* START RECORDED DATA *
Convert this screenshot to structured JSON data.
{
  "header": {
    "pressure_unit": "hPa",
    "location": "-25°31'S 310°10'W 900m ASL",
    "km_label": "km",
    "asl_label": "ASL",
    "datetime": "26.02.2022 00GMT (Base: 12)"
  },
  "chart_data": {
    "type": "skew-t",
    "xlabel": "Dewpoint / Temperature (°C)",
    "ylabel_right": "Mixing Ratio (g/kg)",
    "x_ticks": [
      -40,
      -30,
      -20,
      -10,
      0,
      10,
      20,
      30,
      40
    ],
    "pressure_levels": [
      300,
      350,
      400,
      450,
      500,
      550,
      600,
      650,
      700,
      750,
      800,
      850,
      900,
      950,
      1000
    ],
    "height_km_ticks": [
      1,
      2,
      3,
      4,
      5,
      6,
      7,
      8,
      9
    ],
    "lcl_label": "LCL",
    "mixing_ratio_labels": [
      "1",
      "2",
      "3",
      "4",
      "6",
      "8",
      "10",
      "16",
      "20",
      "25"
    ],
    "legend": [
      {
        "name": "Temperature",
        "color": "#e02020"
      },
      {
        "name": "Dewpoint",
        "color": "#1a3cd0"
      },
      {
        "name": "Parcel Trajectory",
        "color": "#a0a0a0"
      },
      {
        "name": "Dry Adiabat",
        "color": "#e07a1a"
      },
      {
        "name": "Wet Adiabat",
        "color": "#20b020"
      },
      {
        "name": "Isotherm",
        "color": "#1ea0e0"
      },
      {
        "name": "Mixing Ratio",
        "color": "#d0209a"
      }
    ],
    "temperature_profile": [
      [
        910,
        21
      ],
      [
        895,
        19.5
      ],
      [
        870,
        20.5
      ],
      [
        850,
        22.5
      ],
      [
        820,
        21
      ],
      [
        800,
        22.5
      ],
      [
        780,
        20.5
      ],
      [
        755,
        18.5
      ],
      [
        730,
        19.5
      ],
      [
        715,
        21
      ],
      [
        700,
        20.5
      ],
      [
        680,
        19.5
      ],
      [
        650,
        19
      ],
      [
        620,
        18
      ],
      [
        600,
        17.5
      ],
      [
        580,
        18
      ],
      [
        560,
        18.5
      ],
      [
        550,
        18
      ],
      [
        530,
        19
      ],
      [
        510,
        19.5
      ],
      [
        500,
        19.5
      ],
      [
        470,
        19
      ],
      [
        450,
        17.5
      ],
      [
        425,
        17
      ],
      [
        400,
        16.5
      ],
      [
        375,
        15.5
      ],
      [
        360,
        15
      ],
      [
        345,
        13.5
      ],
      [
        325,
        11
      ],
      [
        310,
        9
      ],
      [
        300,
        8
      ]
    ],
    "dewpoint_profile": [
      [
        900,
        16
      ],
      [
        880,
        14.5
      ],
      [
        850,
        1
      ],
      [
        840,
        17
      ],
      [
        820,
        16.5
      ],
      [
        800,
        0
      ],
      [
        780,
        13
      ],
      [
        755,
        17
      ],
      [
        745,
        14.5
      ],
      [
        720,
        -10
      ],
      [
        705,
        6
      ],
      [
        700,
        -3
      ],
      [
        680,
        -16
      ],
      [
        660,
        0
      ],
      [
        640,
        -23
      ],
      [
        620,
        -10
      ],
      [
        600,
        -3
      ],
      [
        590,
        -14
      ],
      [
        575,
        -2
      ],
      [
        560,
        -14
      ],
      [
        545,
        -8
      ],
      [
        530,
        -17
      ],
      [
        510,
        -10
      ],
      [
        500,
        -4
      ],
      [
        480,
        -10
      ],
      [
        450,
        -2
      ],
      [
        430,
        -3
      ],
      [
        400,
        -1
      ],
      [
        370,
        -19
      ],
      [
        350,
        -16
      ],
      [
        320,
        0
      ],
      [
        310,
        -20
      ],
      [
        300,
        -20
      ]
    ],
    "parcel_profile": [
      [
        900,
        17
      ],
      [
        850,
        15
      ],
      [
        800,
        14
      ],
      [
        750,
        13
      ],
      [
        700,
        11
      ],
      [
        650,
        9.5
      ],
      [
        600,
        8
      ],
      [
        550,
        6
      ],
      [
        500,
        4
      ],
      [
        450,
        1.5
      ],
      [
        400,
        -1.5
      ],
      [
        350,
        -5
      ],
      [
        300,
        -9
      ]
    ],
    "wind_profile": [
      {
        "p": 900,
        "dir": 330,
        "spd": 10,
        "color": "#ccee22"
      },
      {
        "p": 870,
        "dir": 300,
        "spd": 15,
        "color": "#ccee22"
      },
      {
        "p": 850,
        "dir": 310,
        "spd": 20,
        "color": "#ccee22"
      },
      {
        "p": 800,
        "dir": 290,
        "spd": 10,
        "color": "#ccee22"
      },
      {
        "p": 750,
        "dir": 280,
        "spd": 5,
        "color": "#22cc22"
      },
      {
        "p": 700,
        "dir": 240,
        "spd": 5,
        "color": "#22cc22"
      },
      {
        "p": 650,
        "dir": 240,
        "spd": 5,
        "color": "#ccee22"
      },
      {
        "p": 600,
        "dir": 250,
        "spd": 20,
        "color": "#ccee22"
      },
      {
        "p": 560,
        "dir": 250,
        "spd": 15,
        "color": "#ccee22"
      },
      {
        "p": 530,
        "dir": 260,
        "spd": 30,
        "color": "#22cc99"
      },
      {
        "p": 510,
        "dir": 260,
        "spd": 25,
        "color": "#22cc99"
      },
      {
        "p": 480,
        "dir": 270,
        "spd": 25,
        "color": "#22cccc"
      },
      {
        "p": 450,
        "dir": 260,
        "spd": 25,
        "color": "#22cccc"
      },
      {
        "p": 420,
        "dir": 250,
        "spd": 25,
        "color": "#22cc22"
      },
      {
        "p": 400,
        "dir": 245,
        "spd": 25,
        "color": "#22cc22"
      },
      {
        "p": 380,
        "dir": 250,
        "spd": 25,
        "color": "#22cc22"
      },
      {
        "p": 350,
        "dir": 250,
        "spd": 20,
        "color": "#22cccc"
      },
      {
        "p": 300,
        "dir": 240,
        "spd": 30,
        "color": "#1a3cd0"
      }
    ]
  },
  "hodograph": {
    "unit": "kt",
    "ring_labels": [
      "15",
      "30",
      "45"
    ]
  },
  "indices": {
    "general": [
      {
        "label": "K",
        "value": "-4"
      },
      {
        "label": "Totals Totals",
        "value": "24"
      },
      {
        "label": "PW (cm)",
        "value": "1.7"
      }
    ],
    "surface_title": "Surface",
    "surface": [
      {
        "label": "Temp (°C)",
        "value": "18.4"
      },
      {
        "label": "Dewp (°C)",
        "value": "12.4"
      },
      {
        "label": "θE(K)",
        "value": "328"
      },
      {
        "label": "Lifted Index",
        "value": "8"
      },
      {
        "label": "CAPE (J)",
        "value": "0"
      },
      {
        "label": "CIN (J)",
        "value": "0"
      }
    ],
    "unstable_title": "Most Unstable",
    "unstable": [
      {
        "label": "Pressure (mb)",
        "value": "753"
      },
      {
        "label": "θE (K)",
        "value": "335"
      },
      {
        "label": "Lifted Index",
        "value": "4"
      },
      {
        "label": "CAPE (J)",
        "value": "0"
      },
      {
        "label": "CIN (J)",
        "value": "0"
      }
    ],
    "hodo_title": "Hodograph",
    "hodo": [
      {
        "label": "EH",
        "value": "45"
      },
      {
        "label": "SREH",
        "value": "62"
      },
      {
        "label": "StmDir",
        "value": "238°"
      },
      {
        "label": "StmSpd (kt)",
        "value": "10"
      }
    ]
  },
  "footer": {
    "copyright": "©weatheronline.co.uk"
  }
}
* END RECORDED DATA *
Every record above must be duplicated exactly.

Convert this screenshot to structured JSON data.
{
  "header": {
    "pressure_unit": "hPa",
    "location": "-25°31'S 310°10'W 900m ASL",
    "km_label": "km",
    "asl_label": "ASL",
    "datetime": "26.02.2022 00GMT (Base: 12)"
  },
  "chart_data": {
    "type": "skew-t",
    "xlabel": "Dewpoint / Temperature (°C)",
    "ylabel_right": "Mixing Ratio (g/kg)",
    "x_ticks": [
      -40,
      -30,
      -20,
      -10,
      0,
      10,
      20,
      30,
      40
    ],
    "pressure_levels": [
      300,
      350,
      400,
      450,
      500,
      550,
      600,
      650,
      700,
      750,
      800,
      850,
      900,
      950,
      1000
    ],
    "height_km_ticks": [
      1,
      2,
      3,
      4,
      5,
      6,
      7,
      8,
      9
    ],
    "lcl_label": "LCL",
    "mixing_ratio_labels": [
      "1",
      "2",
      "3",
      "4",
      "6",
      "8",
      "10",
      "16",
      "20",
      "25"
    ],
    "legend": [
      {
        "name": "Temperature",
        "color": "#e02020"
      },
      {
        "name": "Dewpoint",
        "color": "#1a3cd0"
      },
      {
        "name": "Parcel Trajectory",
        "color": "#a0a0a0"
      },
      {
        "name": "Dry Adiabat",
        "color": "#e07a1a"
      },
      {
        "name": "Wet Adiabat",
        "color": "#20b020"
      },
      {
        "name": "Isotherm",
        "color": "#1ea0e0"
      },
      {
        "name": "Mixing Ratio",
        "color": "#d0209a"
      }
    ],
    "temperature_profile": [
      [
        910,
        21
      ],
      [
        895,
        19.5
      ],
      [
        870,
        20.5
      ],
      [
        850,
        22.5
      ],
      [
        820,
        21
      ],
      [
        800,
        22.5
      ],
      [
        780,
        20.5
      ],
      [
        755,
        18.5
      ],
      [
        730,
        19.5
      ],
      [
        715,
        21
      ],
      [
        700,
        20.5
      ],
      [
        680,
        19.5
      ],
      [
        650,
        19
      ],
      [
        620,
        18
      ],
      [
        600,
        17.5
      ],
      [
        580,
        18
      ],
      [
        560,
        18.5
      ],
      [
        550,
        18
      ],
      [
        530,
        19
      ],
      [
        510,
        19.5
      ],
      [
        500,
        19.5
      ],
      [
        470,
        19
      ],
      [
        450,
        17.5
      ],
      [
        425,
        17
      ],
      [
        400,
        16.5
      ],
      [
        375,
        15.5
      ],
      [
        360,
        15
      ],
      [
        345,
        13.5
      ],
      [
        325,
        11
      ],
      [
        310,
        9
      ],
      [
        300,
        8
      ]
    ],
    "dewpoint_profile": [
      [
        900,
        16
      ],
      [
        880,
        14.5
      ],
      [
        850,
        1
      ],
      [
        840,
        17
      ],
      [
        820,
        16.5
      ],
      [
        800,
        0
      ],
      [
        780,
        13
      ],
      [
        755,
        17
      ],
      [
        745,
        14.5
      ],
      [
        720,
        -10
      ],
      [
        705,
        6
      ],
      [
        700,
        -3
      ],
      [
        680,
        -16
      ],
      [
        660,
        0
      ],
      [
        640,
        -23
      ],
      [
        620,
        -10
      ],
      [
        600,
        -3
      ],
      [
        590,
        -14
      ],
      [
        575,
        -2
      ],
      [
        560,
        -14
      ],
      [
        545,
        -8
      ],
      [
        530,
        -17
      ],
      [
        510,
        -10
      ],
      [
        500,
        -4
      ],
      [
        480,
        -10
      ],
      [
        450,
        -2
      ],
      [
        430,
        -3
      ],
      [
        400,
        -1
      ],
      [
        370,
        -19
      ],
      [
        350,
        -16
      ],
      [
        320,
        0
      ],
      [
        310,
        -20
      ],
      [
        300,
        -20
      ]
    ],
    "parcel_profile": [
      [
        900,
        17
      ],
      [
        850,
        15
      ],
      [
        800,
        14
      ],
      [
        750,
        13
      ],
      [
        700,
        11
      ],
      [
        650,
        9.5
      ],
      [
        600,
        8
      ],
      [
        550,
        6
      ],
      [
        500,
        4
      ],
      [
        450,
        1.5
      ],
      [
        400,
        -1.5
      ],
      [
        350,
        -5
      ],
      [
        300,
        -9
      ]
    ],
    "wind_profile": [
      {
        "p": 900,
        "dir": 330,
        "spd": 10,
        "color": "#ccee22"
      },
      {
        "p": 870,
        "dir": 300,
        "spd": 15,
        "color": "#ccee22"
      },
      {
        "p": 850,
        "dir": 310,
        "spd": 20,
        "color": "#ccee22"
      },
      {
        "p": 800,
        "dir": 290,
        "spd": 10,
        "color": "#ccee22"
      },
      {
        "p": 750,
        "dir": 280,
        "spd": 5,
        "color": "#22cc22"
      },
      {
        "p": 700,
        "dir": 240,
        "spd": 5,
        "color": "#22cc22"
      },
      {
        "p": 650,
        "dir": 240,
        "spd": 5,
        "color": "#ccee22"
      },
      {
        "p": 600,
        "dir": 250,
        "spd": 20,
        "color": "#ccee22"
      },
      {
        "p": 560,
        "dir": 250,
        "spd": 15,
        "color": "#ccee22"
      },
      {
        "p": 530,
        "dir": 260,
        "spd": 30,
        "color": "#22cc99"
      },
      {
        "p": 510,
        "dir": 260,
        "spd": 25,
        "color": "#22cc99"
      },
      {
        "p": 480,
        "dir": 270,
        "spd": 25,
        "color": "#22cccc"
      },
      {
        "p": 450,
        "dir": 260,
        "spd": 25,
        "color": "#22cccc"
      },
      {
        "p": 420,
        "dir": 250,
        "spd": 25,
        "color": "#22cc22"
      },
      {
        "p": 400,
        "dir": 245,
        "spd": 25,
        "color": "#22cc22"
      },
      {
        "p": 380,
        "dir": 250,
        "spd": 25,
        "color": "#22cc22"
      },
      {
        "p": 350,
        "dir": 250,
        "spd": 20,
        "color": "#22cccc"
      },
      {
        "p": 300,
        "dir": 240,
        "spd": 30,
        "color": "#1a3cd0"
      }
    ]
  },
  "hodograph": {
    "unit": "kt",
    "ring_labels": [
      "15",
      "30",
      "45"
    ]
  },
  "indices": {
    "general": [
      {
        "label": "K",
        "value": "-4"
      },
      {
        "label": "Totals Totals",
        "value": "24"
      },
      {
        "label": "PW (cm)",
        "value": "1.7"
      }
    ],
    "surface_title": "Surface",
    "surface": [
      {
        "label": "Temp (°C)",
        "value": "18.4"
      },
      {
        "label": "Dewp (°C)",
        "value": "12.4"
      },
      {
        "label": "θE(K)",
        "value": "328"
      },
      {
        "label": "Lifted Index",
        "value": "8"
      },
      {
        "label": "CAPE (J)",
        "value": "0"
      },
      {
        "label": "CIN (J)",
        "value": "0"
      }
    ],
    "unstable_title": "Most Unstable",
    "unstable": [
      {
        "label": "Pressure (mb)",
        "value": "753"
      },
      {
        "label": "θE (K)",
        "value": "335"
      },
      {
        "label": "Lifted Index",
        "value": "4"
      },
      {
        "label": "CAPE (J)",
        "value": "0"
      },
      {
        "label": "CIN (J)",
        "value": "0"
      }
    ],
    "hodo_title": "Hodograph",
    "hodo": [
      {
        "label": "EH",
        "value": "45"
      },
      {
        "label": "SREH",
        "value": "62"
      },
      {
        "label": "StmDir",
        "value": "238°"
      },
      {
        "label": "StmSpd (kt)",
        "value": "10"
      }
    ]
  },
  "footer": {
    "copyright": "©weatheronline.co.uk"
  }
}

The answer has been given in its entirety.